Give the material once more, word for word, without any images.

□ □ □ □

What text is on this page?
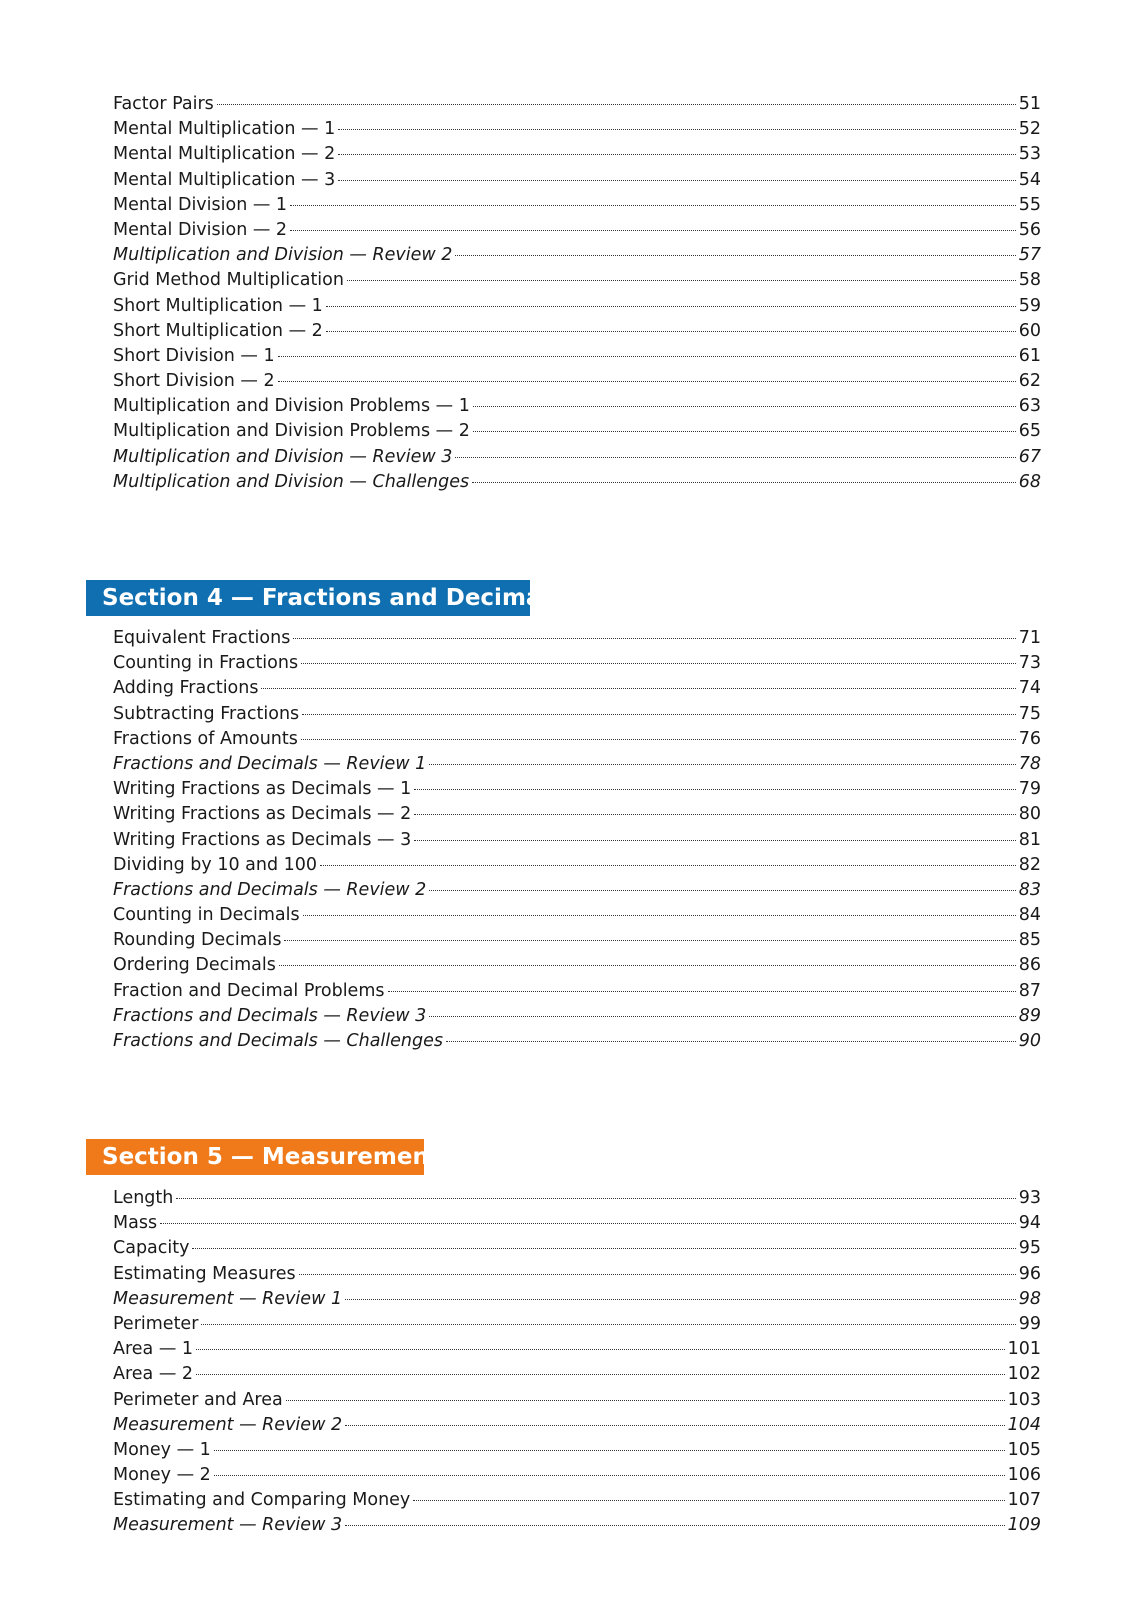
Factor Pairs	51
Mental Multiplication — 1	52
Mental Multiplication — 2	53
Mental Multiplication — 3	54
Mental Division — 1	55
Mental Division — 2	56
Multiplication and Division — Review 2	57
Grid Method Multiplication	58
Short Multiplication — 1	59
Short Multiplication — 2	60
Short Division — 1	61
Short Division — 2	62
Multiplication and Division Problems — 1	63
Multiplication and Division Problems — 2	65
Multiplication and Division — Review 3	67
Multiplication and Division — Challenges	68
Section 4 — Fractions and Decimals
Equivalent Fractions	71
Counting in Fractions	73
Adding Fractions	74
Subtracting Fractions	75
Fractions of Amounts	76
Fractions and Decimals — Review 1	78
Writing Fractions as Decimals — 1	79
Writing Fractions as Decimals — 2	80
Writing Fractions as Decimals — 3	81
Dividing by 10 and 100	82
Fractions and Decimals — Review 2	83
Counting in Decimals	84
Rounding Decimals	85
Ordering Decimals	86
Fraction and Decimal Problems	87
Fractions and Decimals — Review 3	89
Fractions and Decimals — Challenges	90
Section 5 — Measurement
Length	93
Mass	94
Capacity	95
Estimating Measures	96
Measurement — Review 1	98
Perimeter	99
Area — 1	101
Area — 2	102
Perimeter and Area	103
Measurement — Review 2	104
Money — 1	105
Money — 2	106
Estimating and Comparing Money	107
Measurement — Review 3	109
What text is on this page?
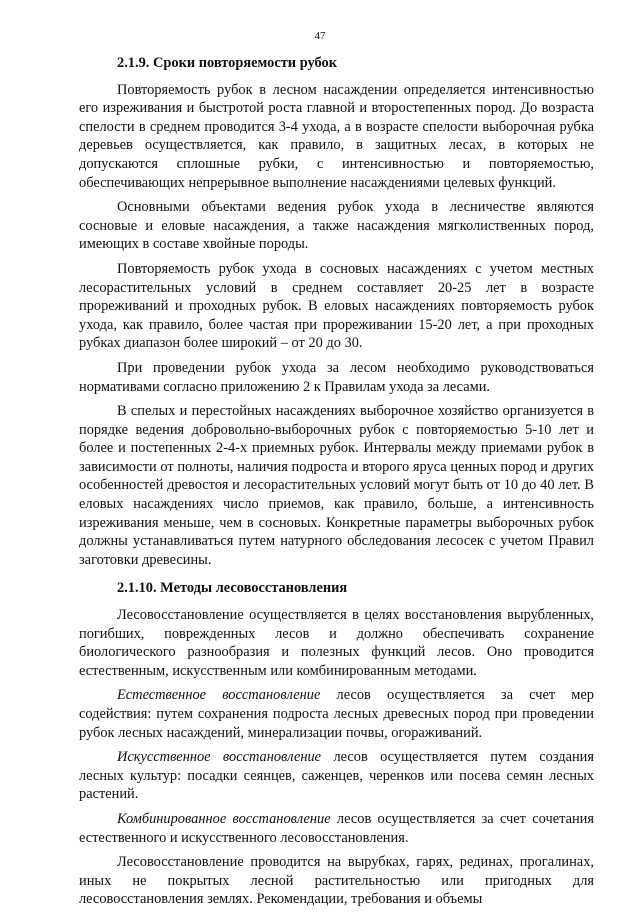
47
2.1.9. Сроки повторяемости рубок

Повторяемость рубок в лесном насаждении определяется интенсивностью его изреживания и быстротой роста главной и второстепенных пород. До возраста спелости в среднем проводится 3-4 ухода, а в возрасте спелости выборочная рубка деревьев осуществляется, как правило, в защитных лесах, в которых не допускаются сплошные рубки, с интенсивностью и повторяемостью, обеспечивающих непрерывное выполнение насаждениями целевых функций.

Основными объектами ведения рубок ухода в лесничестве являются сосновые и еловые насаждения, а также насаждения мягколиственных пород, имеющих в составе хвойные породы.

Повторяемость рубок ухода в сосновых насаждениях с учетом местных лесорастительных условий в среднем составляет 20-25 лет в возрасте прореживаний и проходных рубок. В еловых насаждениях повторяемость рубок ухода, как правило, более частая при прореживании 15-20 лет, а при проходных рубках диапазон более широкий – от 20 до 30.

При проведении рубок ухода за лесом необходимо руководствоваться нормативами согласно приложению 2 к Правилам ухода за лесами.

В спелых и перестойных насаждениях выборочное хозяйство организуется в порядке ведения добровольно-выборочных рубок с повторяемостью 5-10 лет и более и постепенных 2-4-х приемных рубок. Интервалы между приемами рубок в зависимости от полноты, наличия подроста и второго яруса ценных пород и других особенностей древостоя и лесорастительных условий могут быть от 10 до 40 лет. В еловых насаждениях число приемов, как правило, больше, а интенсивность изреживания меньше, чем в сосновых. Конкретные параметры выборочных рубок должны устанавливаться путем натурного обследования лесосек с учетом Правил заготовки древесины.

2.1.10. Методы лесовосстановления

Лесовосстановление осуществляется в целях восстановления вырубленных, погибших, поврежденных лесов и должно обеспечивать сохранение биологического разнообразия и полезных функций лесов. Оно проводится естественным, искусственным или комбинированным методами.

Естественное восстановление лесов осуществляется за счет мер содействия: путем сохранения подроста лесных древесных пород при проведении рубок лесных насаждений, минерализации почвы, огораживаний.

Искусственное восстановление лесов осуществляется путем создания лесных культур: посадки сеянцев, саженцев, черенков или посева семян лесных растений.

Комбинированное восстановление лесов осуществляется за счет сочетания естественного и искусственного лесовосстановления.

Лесовосстановление проводится на вырубках, гарях, рединах, прогалинах, иных не покрытых лесной растительностью или пригодных для лесовосстановления землях. Рекомендации, требования и объемы
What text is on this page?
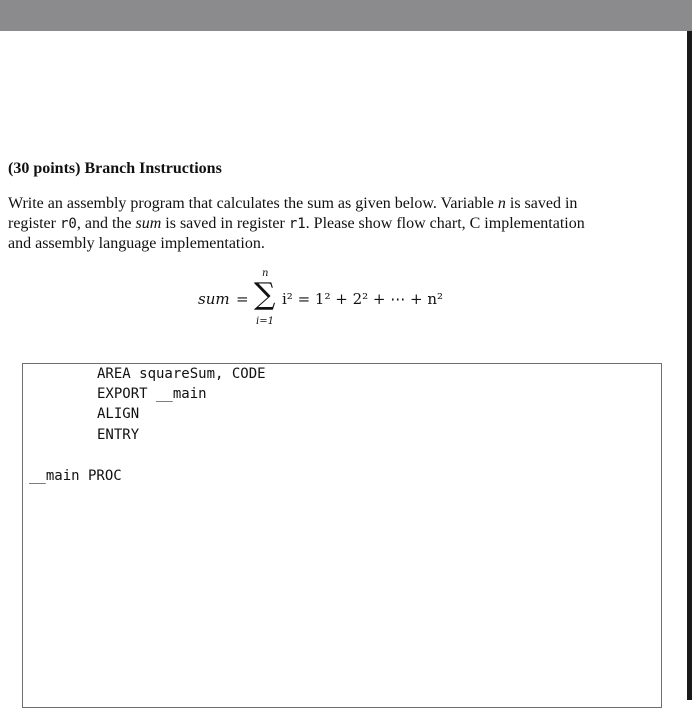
(30 points) Branch Instructions
Write an assembly program that calculates the sum as given below. Variable n is saved in
register r0, and the sum is saved in register r1. Please show flow chart, C implementation
and assembly language implementation.
sum =
n
∑
i=1
i² = 1² + 2² + ⋯ + n²
AREA squareSum, CODE
EXPORT __main
ALIGN
ENTRY
__main PROC
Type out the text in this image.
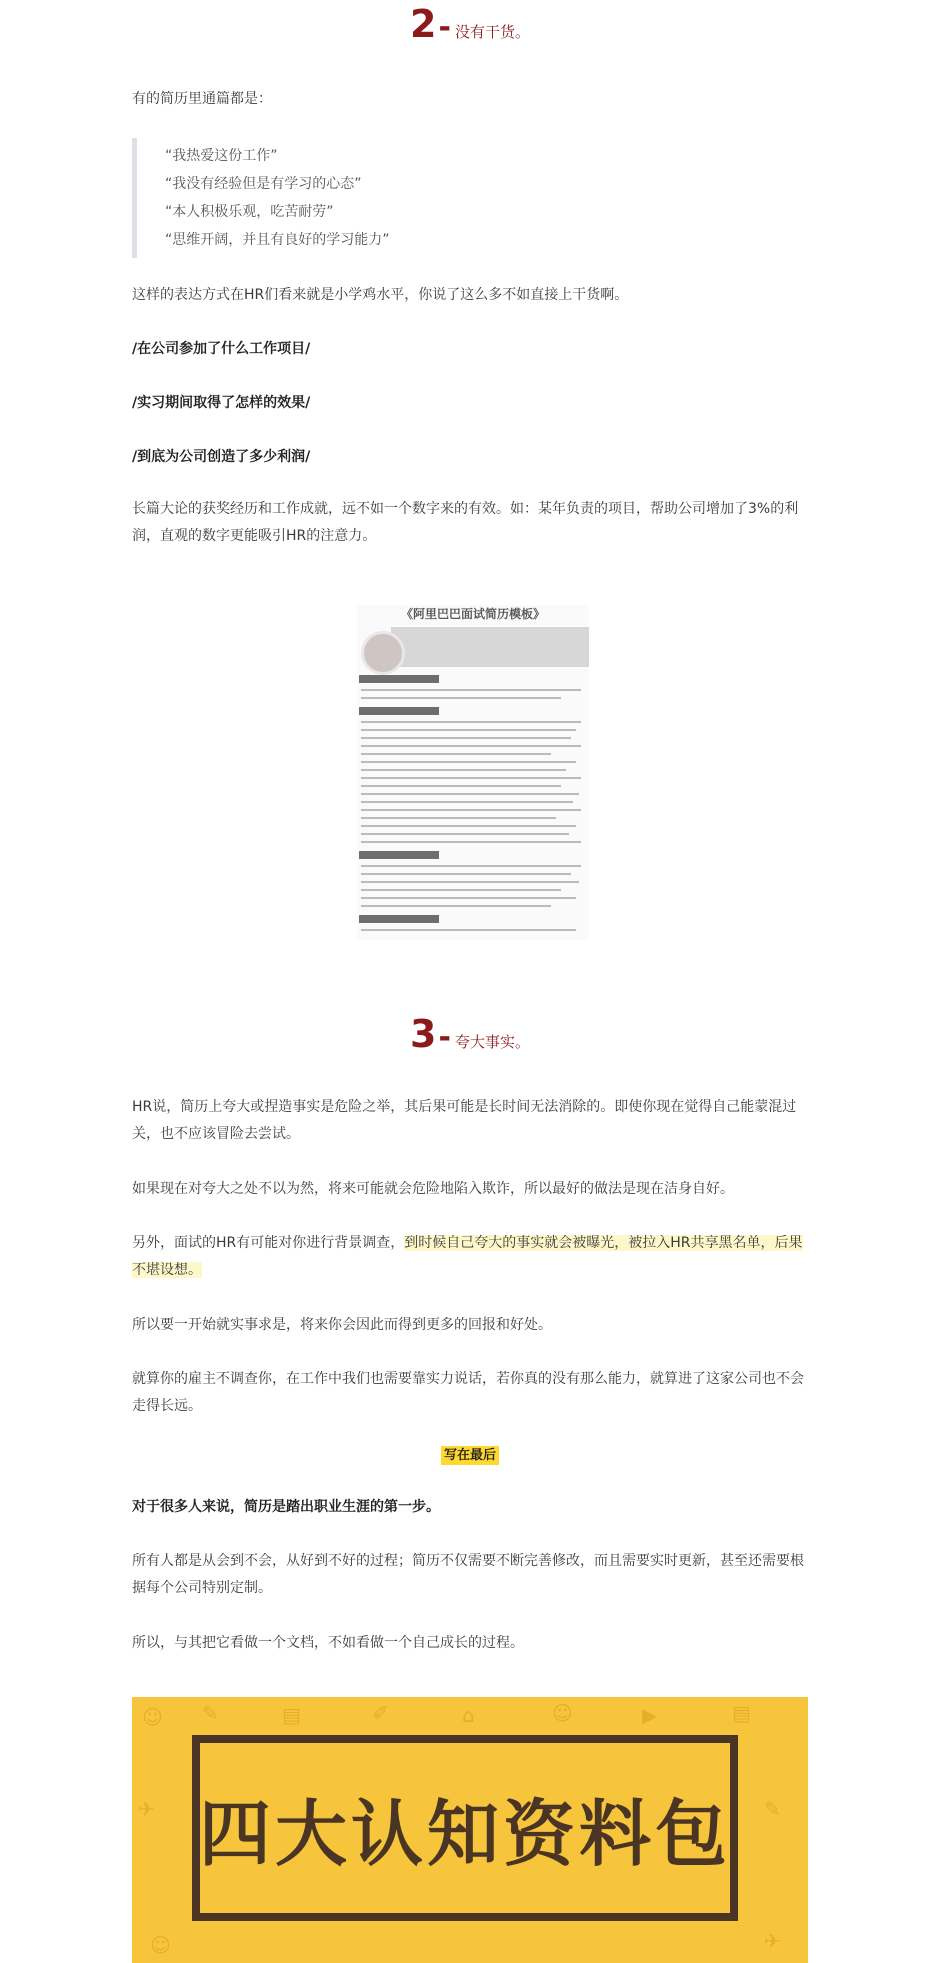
2- 没有干货。

有的简历里通篇都是：

“我热爱这份工作”
“我没有经验但是有学习的心态”
“本人积极乐观，吃苦耐劳”
“思维开阔，并且有良好的学习能力”

这样的表达方式在HR们看来就是小学鸡水平，你说了这么多不如直接上干货啊。

/在公司参加了什么工作项目/

/实习期间取得了怎样的效果/

/到底为公司创造了多少利润/

长篇大论的获奖经历和工作成就，远不如一个数字来的有效。如：某年负责的项目，帮助公司增加了3%的利润，直观的数字更能吸引HR的注意力。

《阿里巴巴面试简历模板》
3- 夸大事实。

HR说，简历上夸大或捏造事实是危险之举，其后果可能是长时间无法消除的。即使你现在觉得自己能蒙混过关，也不应该冒险去尝试。

如果现在对夸大之处不以为然，将来可能就会危险地陷入欺诈，所以最好的做法是现在洁身自好。

另外，面试的HR有可能对你进行背景调查，到时候自己夸大的事实就会被曝光，被拉入HR共享黑名单，后果不堪设想。

所以要一开始就实事求是，将来你会因此而得到更多的回报和好处。

就算你的雇主不调查你，在工作中我们也需要靠实力说话，若你真的没有那么能力，就算进了这家公司也不会走得长远。

写在最后

对于很多人来说，简历是踏出职业生涯的第一步。

所有人都是从会到不会，从好到不好的过程；简历不仅需要不断完善修改，而且需要实时更新，甚至还需要根据每个公司特别定制。

所以，与其把它看做一个文档，不如看做一个自己成长的过程。

☺ ✎	▤	✐	⌂	☺	▶	▤
✈	✎
☺	✈
四大认知资料包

□ □ □ □

## [Answer to this task]
What text is on this page?
Factor Pairs	51
Mental Multiplication — 1	52
Mental Multiplication — 2	53
Mental Multiplication — 3	54
Mental Division — 1	55
Mental Division — 2	56
Multiplication and Division — Review 2	57
Grid Method Multiplication	58
Short Multiplication — 1	59
Short Multiplication — 2	60
Short Division — 1	61
Short Division — 2	62
Multiplication and Division Problems — 1	63
Multiplication and Division Problems — 2	65
Multiplication and Division — Review 3	67
Multiplication and Division — Challenges	68
Section 4 — Fractions and Decimals
Equivalent Fractions	71
Counting in Fractions	73
Adding Fractions	74
Subtracting Fractions	75
Fractions of Amounts	76
Fractions and Decimals — Review 1	78
Writing Fractions as Decimals — 1	79
Writing Fractions as Decimals — 2	80
Writing Fractions as Decimals — 3	81
Dividing by 10 and 100	82
Fractions and Decimals — Review 2	83
Counting in Decimals	84
Rounding Decimals	85
Ordering Decimals	86
Fraction and Decimal Problems	87
Fractions and Decimals — Review 3	89
Fractions and Decimals — Challenges	90
Section 5 — Measurement
Length	93
Mass	94
Capacity	95
Estimating Measures	96
Measurement — Review 1	98
Perimeter	99
Area — 1	101
Area — 2	102
Perimeter and Area	103
Measurement — Review 2	104
Money — 1	105
Money — 2	106
Estimating and Comparing Money	107
Measurement — Review 3	109
What text is on this page?
47
2.1.9. Сроки повторяемости рубок

Повторяемость рубок в лесном насаждении определяется интенсивностью его изреживания и быстротой роста главной и второстепенных пород. До возраста спелости в среднем проводится 3-4 ухода, а в возрасте спелости выборочная рубка деревьев осуществляется, как правило, в защитных лесах, в которых не допускаются сплошные рубки, с интенсивностью и повторяемостью, обеспечивающих непрерывное выполнение насаждениями целевых функций.

Основными объектами ведения рубок ухода в лесничестве являются сосновые и еловые насаждения, а также насаждения мягколиственных пород, имеющих в составе хвойные породы.

Повторяемость рубок ухода в сосновых насаждениях с учетом местных лесорастительных условий в среднем составляет 20-25 лет в возрасте прореживаний и проходных рубок. В еловых насаждениях повторяемость рубок ухода, как правило, более частая при прореживании 15-20 лет, а при проходных рубках диапазон более широкий – от 20 до 30.

При проведении рубок ухода за лесом необходимо руководствоваться нормативами согласно приложению 2 к Правилам ухода за лесами.

В спелых и перестойных насаждениях выборочное хозяйство организуется в порядке ведения добровольно-выборочных рубок с повторяемостью 5-10 лет и более и постепенных 2-4-х приемных рубок. Интервалы между приемами рубок в зависимости от полноты, наличия подроста и второго яруса ценных пород и других особенностей древостоя и лесорастительных условий могут быть от 10 до 40 лет. В еловых насаждениях число приемов, как правило, больше, а интенсивность изреживания меньше, чем в сосновых. Конкретные параметры выборочных рубок должны устанавливаться путем натурного обследования лесосек с учетом Правил заготовки древесины.

2.1.10. Методы лесовосстановления

Лесовосстановление осуществляется в целях восстановления вырубленных, погибших, поврежденных лесов и должно обеспечивать сохранение биологического разнообразия и полезных функций лесов. Оно проводится естественным, искусственным или комбинированным методами.

Естественное восстановление лесов осуществляется за счет мер содействия: путем сохранения подроста лесных древесных пород при проведении рубок лесных насаждений, минерализации почвы, огораживаний.

Искусственное восстановление лесов осуществляется путем создания лесных культур: посадки сеянцев, саженцев, черенков или посева семян лесных растений.

Комбинированное восстановление лесов осуществляется за счет сочетания естественного и искусственного лесовосстановления.

Лесовосстановление проводится на вырубках, гарях, рединах, прогалинах, иных не покрытых лесной растительностью или пригодных для лесовосстановления землях. Рекомендации, требования и объемы
What text is on this page?
(30 points) Branch Instructions
Write an assembly program that calculates the sum as given below. Variable n is saved in
register r0, and the sum is saved in register r1. Please show flow chart, C implementation
and assembly language implementation.
sum =
n
∑
i=1
i² = 1² + 2² + ⋯ + n²
AREA squareSum, CODE
EXPORT __main
ALIGN
ENTRY
__main PROC
Type out the text in this image.
2- 没有干货。

有的简历里通篇都是：

“我热爱这份工作”
“我没有经验但是有学习的心态”
“本人积极乐观，吃苦耐劳”
“思维开阔，并且有良好的学习能力”

这样的表达方式在HR们看来就是小学鸡水平，你说了这么多不如直接上干货啊。

/在公司参加了什么工作项目/

/实习期间取得了怎样的效果/

/到底为公司创造了多少利润/

长篇大论的获奖经历和工作成就，远不如一个数字来的有效。如：某年负责的项目，帮助公司增加了3%的利润，直观的数字更能吸引HR的注意力。

《阿里巴巴面试简历模板》
3- 夸大事实。

HR说，简历上夸大或捏造事实是危险之举，其后果可能是长时间无法消除的。即使你现在觉得自己能蒙混过关，也不应该冒险去尝试。

如果现在对夸大之处不以为然，将来可能就会危险地陷入欺诈，所以最好的做法是现在洁身自好。

另外，面试的HR有可能对你进行背景调查，到时候自己夸大的事实就会被曝光，被拉入HR共享黑名单，后果不堪设想。

所以要一开始就实事求是，将来你会因此而得到更多的回报和好处。

就算你的雇主不调查你，在工作中我们也需要靠实力说话，若你真的没有那么能力，就算进了这家公司也不会走得长远。

写在最后

对于很多人来说，简历是踏出职业生涯的第一步。

所有人都是从会到不会，从好到不好的过程；简历不仅需要不断完善修改，而且需要实时更新，甚至还需要根据每个公司特别定制。

所以，与其把它看做一个文档，不如看做一个自己成长的过程。

☺ ✎	▤	✐	⌂	☺	▶	▤
✈	✎
☺	✈
四大认知资料包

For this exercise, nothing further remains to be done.